◆ Aim of the exercise ◆
Select and copy out every line in the records containing "Concentration".

━━━ Stored records ━━━

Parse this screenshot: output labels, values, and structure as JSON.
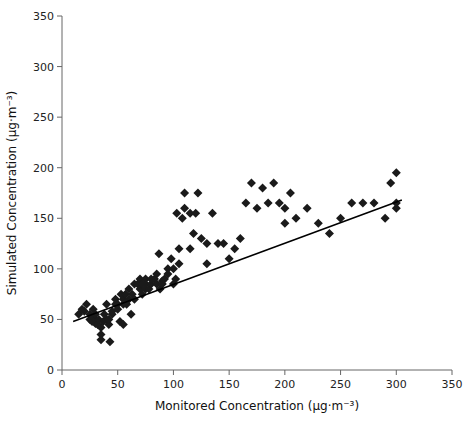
{
  "chart_data": {
    "type": "scatter",
    "xlabel": "Monitored Concentration (μg·m⁻³)",
    "ylabel": "Simulated Concentration (μg·m⁻³)",
    "xlim": [
      0,
      350
    ],
    "ylim": [
      0,
      350
    ],
    "xticks": [
      0,
      50,
      100,
      150,
      200,
      250,
      300,
      350
    ],
    "yticks": [
      0,
      50,
      100,
      150,
      200,
      250,
      300,
      350
    ],
    "grid": false,
    "series": [
      {
        "type": "scatter",
        "marker": "diamond",
        "color": "#1a1a1a",
        "x": [
          15,
          18,
          20,
          22,
          25,
          25,
          27,
          28,
          28,
          30,
          30,
          30,
          32,
          33,
          35,
          35,
          35,
          37,
          38,
          40,
          40,
          42,
          42,
          43,
          45,
          45,
          48,
          48,
          50,
          50,
          52,
          53,
          55,
          55,
          55,
          57,
          58,
          60,
          60,
          62,
          63,
          65,
          65,
          68,
          70,
          70,
          72,
          72,
          75,
          75,
          75,
          78,
          80,
          80,
          83,
          85,
          85,
          87,
          88,
          90,
          90,
          92,
          95,
          95,
          98,
          100,
          100,
          102,
          103,
          105,
          105,
          108,
          110,
          110,
          115,
          115,
          118,
          120,
          122,
          125,
          130,
          130,
          135,
          140,
          145,
          150,
          155,
          160,
          165,
          170,
          175,
          180,
          185,
          190,
          195,
          200,
          200,
          205,
          210,
          220,
          230,
          240,
          250,
          260,
          270,
          280,
          290,
          295,
          300,
          300,
          300
        ],
        "values": [
          55,
          60,
          58,
          65,
          50,
          55,
          48,
          52,
          60,
          46,
          50,
          55,
          45,
          50,
          30,
          35,
          42,
          48,
          55,
          50,
          65,
          45,
          50,
          28,
          55,
          58,
          65,
          70,
          60,
          65,
          48,
          75,
          70,
          65,
          45,
          75,
          65,
          80,
          70,
          55,
          75,
          85,
          70,
          85,
          80,
          90,
          75,
          85,
          80,
          90,
          85,
          80,
          85,
          90,
          90,
          85,
          95,
          115,
          80,
          88,
          85,
          90,
          95,
          100,
          110,
          100,
          85,
          90,
          155,
          105,
          120,
          150,
          160,
          175,
          155,
          120,
          135,
          155,
          175,
          130,
          105,
          125,
          155,
          125,
          125,
          110,
          120,
          130,
          165,
          185,
          160,
          180,
          165,
          185,
          165,
          145,
          160,
          175,
          150,
          160,
          145,
          135,
          150,
          165,
          165,
          165,
          150,
          185,
          195,
          165,
          160
        ]
      },
      {
        "type": "line",
        "line_style": "solid",
        "color": "#000000",
        "x": [
          10,
          305
        ],
        "values": [
          48,
          168
        ]
      }
    ]
  }
}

━━━

◆ Response for this exercise ◆
    "xlabel": "Monitored Concentration (μg·m⁻³)",
    "ylabel": "Simulated Concentration (μg·m⁻³)",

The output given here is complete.